What you should do
Reproduce all entries precisely as they are written.

The data
>>>

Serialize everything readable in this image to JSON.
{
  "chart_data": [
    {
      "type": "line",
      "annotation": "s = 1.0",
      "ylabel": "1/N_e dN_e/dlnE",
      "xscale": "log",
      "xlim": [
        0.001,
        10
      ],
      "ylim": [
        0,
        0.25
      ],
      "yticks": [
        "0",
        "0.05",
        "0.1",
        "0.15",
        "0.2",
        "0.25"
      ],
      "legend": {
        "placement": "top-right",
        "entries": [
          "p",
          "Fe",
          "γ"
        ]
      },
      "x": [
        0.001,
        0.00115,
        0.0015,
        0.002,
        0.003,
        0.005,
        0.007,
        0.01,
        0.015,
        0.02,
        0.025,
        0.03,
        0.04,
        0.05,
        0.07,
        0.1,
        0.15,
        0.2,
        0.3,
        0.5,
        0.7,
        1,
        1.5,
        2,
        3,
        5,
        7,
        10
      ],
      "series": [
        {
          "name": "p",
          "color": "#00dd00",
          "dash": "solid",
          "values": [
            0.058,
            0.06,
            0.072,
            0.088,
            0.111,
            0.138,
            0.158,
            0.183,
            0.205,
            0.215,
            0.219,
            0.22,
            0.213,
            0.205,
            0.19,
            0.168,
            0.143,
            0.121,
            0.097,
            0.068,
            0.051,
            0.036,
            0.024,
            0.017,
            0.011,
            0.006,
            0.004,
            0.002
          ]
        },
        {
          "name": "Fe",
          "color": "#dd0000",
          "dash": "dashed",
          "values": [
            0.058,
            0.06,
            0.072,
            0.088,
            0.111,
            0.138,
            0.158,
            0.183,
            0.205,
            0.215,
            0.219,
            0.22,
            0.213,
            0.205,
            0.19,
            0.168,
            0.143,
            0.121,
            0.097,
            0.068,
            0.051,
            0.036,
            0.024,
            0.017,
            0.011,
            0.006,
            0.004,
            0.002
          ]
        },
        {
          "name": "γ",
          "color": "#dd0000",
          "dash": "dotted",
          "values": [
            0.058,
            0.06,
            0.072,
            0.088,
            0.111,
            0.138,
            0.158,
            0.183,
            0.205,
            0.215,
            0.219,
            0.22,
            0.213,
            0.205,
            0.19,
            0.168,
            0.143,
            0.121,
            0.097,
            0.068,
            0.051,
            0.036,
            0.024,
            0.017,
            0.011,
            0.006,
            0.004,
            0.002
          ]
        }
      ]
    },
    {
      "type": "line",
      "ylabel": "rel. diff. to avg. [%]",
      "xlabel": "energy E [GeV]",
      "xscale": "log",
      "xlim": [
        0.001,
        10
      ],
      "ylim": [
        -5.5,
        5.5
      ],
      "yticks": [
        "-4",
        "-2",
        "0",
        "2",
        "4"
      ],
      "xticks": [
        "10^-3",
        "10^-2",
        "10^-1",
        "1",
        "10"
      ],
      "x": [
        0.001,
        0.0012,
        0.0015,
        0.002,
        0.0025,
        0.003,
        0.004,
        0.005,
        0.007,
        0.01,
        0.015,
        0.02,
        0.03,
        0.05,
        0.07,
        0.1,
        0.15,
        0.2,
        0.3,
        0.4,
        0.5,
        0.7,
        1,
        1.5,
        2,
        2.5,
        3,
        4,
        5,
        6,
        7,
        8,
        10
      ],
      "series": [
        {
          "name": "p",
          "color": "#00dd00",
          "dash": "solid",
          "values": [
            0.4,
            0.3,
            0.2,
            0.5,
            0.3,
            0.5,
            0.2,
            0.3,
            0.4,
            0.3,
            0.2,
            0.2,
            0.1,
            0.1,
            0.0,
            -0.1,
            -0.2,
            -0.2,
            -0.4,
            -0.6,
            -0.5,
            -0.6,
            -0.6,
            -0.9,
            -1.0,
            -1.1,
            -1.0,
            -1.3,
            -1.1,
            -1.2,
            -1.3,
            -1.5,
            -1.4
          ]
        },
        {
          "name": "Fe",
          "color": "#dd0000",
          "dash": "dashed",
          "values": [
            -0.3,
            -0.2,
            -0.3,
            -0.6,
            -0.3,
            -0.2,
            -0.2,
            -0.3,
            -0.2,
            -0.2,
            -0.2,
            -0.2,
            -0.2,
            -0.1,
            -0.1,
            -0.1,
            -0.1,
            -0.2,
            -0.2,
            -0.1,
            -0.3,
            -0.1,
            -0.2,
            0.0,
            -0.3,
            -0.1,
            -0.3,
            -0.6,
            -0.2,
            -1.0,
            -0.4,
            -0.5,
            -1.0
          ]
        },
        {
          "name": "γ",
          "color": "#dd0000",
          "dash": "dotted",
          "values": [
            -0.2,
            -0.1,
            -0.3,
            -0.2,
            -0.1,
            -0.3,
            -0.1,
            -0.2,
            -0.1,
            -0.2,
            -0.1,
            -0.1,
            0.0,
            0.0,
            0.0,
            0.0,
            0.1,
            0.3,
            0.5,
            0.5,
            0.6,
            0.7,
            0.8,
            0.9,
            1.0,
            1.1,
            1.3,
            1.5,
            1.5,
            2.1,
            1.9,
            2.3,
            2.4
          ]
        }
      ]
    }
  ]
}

<<<

Solution for this exercise
Serialize everything readable in this image to JSON.
{
  "chart_data": [
    {
      "type": "line",
      "annotation": "s = 1.0",
      "ylabel": "1/N_e dN_e/dlnE",
      "xscale": "log",
      "xlim": [
        0.001,
        10
      ],
      "ylim": [
        0,
        0.25
      ],
      "yticks": [
        "0",
        "0.05",
        "0.1",
        "0.15",
        "0.2",
        "0.25"
      ],
      "legend": {
        "placement": "top-right",
        "entries": [
          "p",
          "Fe",
          "γ"
        ]
      },
      "x": [
        0.001,
        0.00115,
        0.0015,
        0.002,
        0.003,
        0.005,
        0.007,
        0.01,
        0.015,
        0.02,
        0.025,
        0.03,
        0.04,
        0.05,
        0.07,
        0.1,
        0.15,
        0.2,
        0.3,
        0.5,
        0.7,
        1,
        1.5,
        2,
        3,
        5,
        7,
        10
      ],
      "series": [
        {
          "name": "p",
          "color": "#00dd00",
          "dash": "solid",
          "values": [
            0.058,
            0.06,
            0.072,
            0.088,
            0.111,
            0.138,
            0.158,
            0.183,
            0.205,
            0.215,
            0.219,
            0.22,
            0.213,
            0.205,
            0.19,
            0.168,
            0.143,
            0.121,
            0.097,
            0.068,
            0.051,
            0.036,
            0.024,
            0.017,
            0.011,
            0.006,
            0.004,
            0.002
          ]
        },
        {
          "name": "Fe",
          "color": "#dd0000",
          "dash": "dashed",
          "values": [
            0.058,
            0.06,
            0.072,
            0.088,
            0.111,
            0.138,
            0.158,
            0.183,
            0.205,
            0.215,
            0.219,
            0.22,
            0.213,
            0.205,
            0.19,
            0.168,
            0.143,
            0.121,
            0.097,
            0.068,
            0.051,
            0.036,
            0.024,
            0.017,
            0.011,
            0.006,
            0.004,
            0.002
          ]
        },
        {
          "name": "γ",
          "color": "#dd0000",
          "dash": "dotted",
          "values": [
            0.058,
            0.06,
            0.072,
            0.088,
            0.111,
            0.138,
            0.158,
            0.183,
            0.205,
            0.215,
            0.219,
            0.22,
            0.213,
            0.205,
            0.19,
            0.168,
            0.143,
            0.121,
            0.097,
            0.068,
            0.051,
            0.036,
            0.024,
            0.017,
            0.011,
            0.006,
            0.004,
            0.002
          ]
        }
      ]
    },
    {
      "type": "line",
      "ylabel": "rel. diff. to avg. [%]",
      "xlabel": "energy E [GeV]",
      "xscale": "log",
      "xlim": [
        0.001,
        10
      ],
      "ylim": [
        -5.5,
        5.5
      ],
      "yticks": [
        "-4",
        "-2",
        "0",
        "2",
        "4"
      ],
      "xticks": [
        "10^-3",
        "10^-2",
        "10^-1",
        "1",
        "10"
      ],
      "x": [
        0.001,
        0.0012,
        0.0015,
        0.002,
        0.0025,
        0.003,
        0.004,
        0.005,
        0.007,
        0.01,
        0.015,
        0.02,
        0.03,
        0.05,
        0.07,
        0.1,
        0.15,
        0.2,
        0.3,
        0.4,
        0.5,
        0.7,
        1,
        1.5,
        2,
        2.5,
        3,
        4,
        5,
        6,
        7,
        8,
        10
      ],
      "series": [
        {
          "name": "p",
          "color": "#00dd00",
          "dash": "solid",
          "values": [
            0.4,
            0.3,
            0.2,
            0.5,
            0.3,
            0.5,
            0.2,
            0.3,
            0.4,
            0.3,
            0.2,
            0.2,
            0.1,
            0.1,
            0.0,
            -0.1,
            -0.2,
            -0.2,
            -0.4,
            -0.6,
            -0.5,
            -0.6,
            -0.6,
            -0.9,
            -1.0,
            -1.1,
            -1.0,
            -1.3,
            -1.1,
            -1.2,
            -1.3,
            -1.5,
            -1.4
          ]
        },
        {
          "name": "Fe",
          "color": "#dd0000",
          "dash": "dashed",
          "values": [
            -0.3,
            -0.2,
            -0.3,
            -0.6,
            -0.3,
            -0.2,
            -0.2,
            -0.3,
            -0.2,
            -0.2,
            -0.2,
            -0.2,
            -0.2,
            -0.1,
            -0.1,
            -0.1,
            -0.1,
            -0.2,
            -0.2,
            -0.1,
            -0.3,
            -0.1,
            -0.2,
            0.0,
            -0.3,
            -0.1,
            -0.3,
            -0.6,
            -0.2,
            -1.0,
            -0.4,
            -0.5,
            -1.0
          ]
        },
        {
          "name": "γ",
          "color": "#dd0000",
          "dash": "dotted",
          "values": [
            -0.2,
            -0.1,
            -0.3,
            -0.2,
            -0.1,
            -0.3,
            -0.1,
            -0.2,
            -0.1,
            -0.2,
            -0.1,
            -0.1,
            0.0,
            0.0,
            0.0,
            0.0,
            0.1,
            0.3,
            0.5,
            0.5,
            0.6,
            0.7,
            0.8,
            0.9,
            1.0,
            1.1,
            1.3,
            1.5,
            1.5,
            2.1,
            1.9,
            2.3,
            2.4
          ]
        }
      ]
    }
  ]
}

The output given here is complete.